● Stated task
Restate all of the entries exactly, dropping any pictures they hold.

Start of Task input

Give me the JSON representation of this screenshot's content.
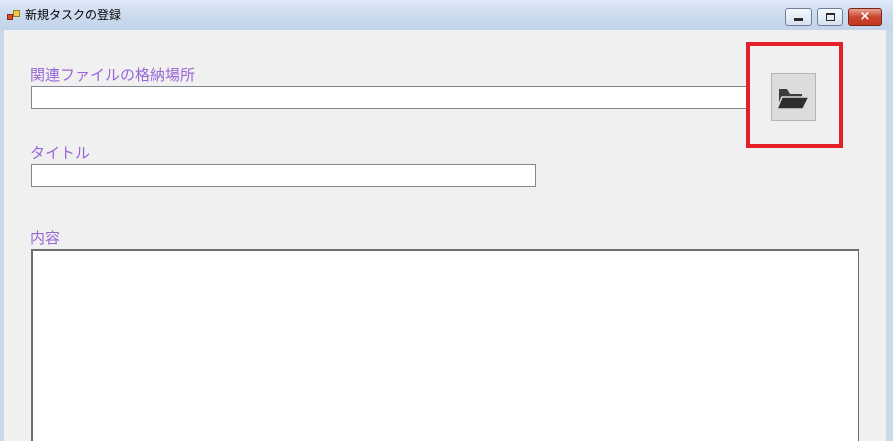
{
  "window": {
    "title": "新規タスクの登録",
    "controls": {
      "minimize_icon": "minimize-icon",
      "maximize_icon": "maximize-icon",
      "close_icon": "close-icon",
      "close_glyph": "×"
    }
  },
  "form": {
    "related_file_label": "関連ファイルの格納場所",
    "related_file_value": "",
    "title_label": "タイトル",
    "title_value": "",
    "content_label": "内容",
    "content_value": ""
  },
  "folder_button": {
    "icon": "folder-open-icon"
  },
  "colors": {
    "label": "#9966d6",
    "highlight": "#e4202a",
    "titlebar": "#cddcef",
    "client_bg": "#f0f0f0"
  }
}
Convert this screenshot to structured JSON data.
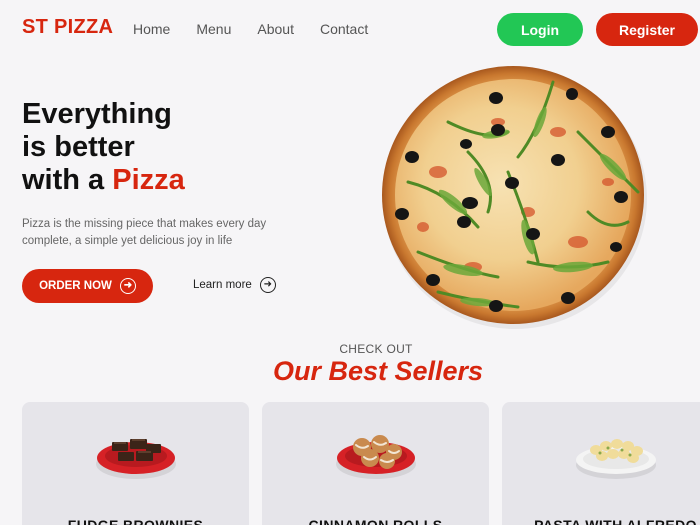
{
  "nav": {
    "logo": "ST PIZZA",
    "links": [
      "Home",
      "Menu",
      "About",
      "Contact"
    ],
    "login_label": "Login",
    "register_label": "Register"
  },
  "hero": {
    "title_line1": "Everything",
    "title_line2": "is better",
    "title_line3_prefix": "with a ",
    "title_line3_accent": "Pizza",
    "description": "Pizza is the missing piece that makes every day complete, a simple yet delicious joy in life",
    "order_label": "ORDER NOW",
    "learn_label": "Learn more"
  },
  "best_sellers": {
    "eyebrow": "CHECK OUT",
    "title": "Our Best Sellers",
    "items": [
      {
        "name": "FUDGE BROWNIES"
      },
      {
        "name": "CINNAMON ROLLS"
      },
      {
        "name": "PASTA WITH ALFREDO"
      }
    ]
  },
  "colors": {
    "brand_red": "#d7260f",
    "login_green": "#22c755",
    "background": "#f6f5f7",
    "card_bg": "#e6e5ea"
  },
  "icons": [
    "arrow-circle-right-icon"
  ]
}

End of Task input

● Output of the exercise
Give me the JSON representation of this screenshot's content.
{
  "window": {
    "title": "新規タスクの登録",
    "controls": {
      "minimize_icon": "minimize-icon",
      "maximize_icon": "maximize-icon",
      "close_icon": "close-icon",
      "close_glyph": "×"
    }
  },
  "form": {
    "related_file_label": "関連ファイルの格納場所",
    "related_file_value": "",
    "title_label": "タイトル",
    "title_value": "",
    "content_label": "内容",
    "content_value": ""
  },
  "folder_button": {
    "icon": "folder-open-icon"
  },
  "colors": {
    "label": "#9966d6",
    "highlight": "#e4202a",
    "titlebar": "#cddcef",
    "client_bg": "#f0f0f0"
  }
}
Convert this screenshot to structured JSON data.
{
  "nav": {
    "logo": "ST PIZZA",
    "links": [
      "Home",
      "Menu",
      "About",
      "Contact"
    ],
    "login_label": "Login",
    "register_label": "Register"
  },
  "hero": {
    "title_line1": "Everything",
    "title_line2": "is better",
    "title_line3_prefix": "with a ",
    "title_line3_accent": "Pizza",
    "description": "Pizza is the missing piece that makes every day complete, a simple yet delicious joy in life",
    "order_label": "ORDER NOW",
    "learn_label": "Learn more"
  },
  "best_sellers": {
    "eyebrow": "CHECK OUT",
    "title": "Our Best Sellers",
    "items": [
      {
        "name": "FUDGE BROWNIES"
      },
      {
        "name": "CINNAMON ROLLS"
      },
      {
        "name": "PASTA WITH ALFREDO"
      }
    ]
  },
  "colors": {
    "brand_red": "#d7260f",
    "login_green": "#22c755",
    "background": "#f6f5f7",
    "card_bg": "#e6e5ea"
  },
  "icons": [
    "arrow-circle-right-icon"
  ]
}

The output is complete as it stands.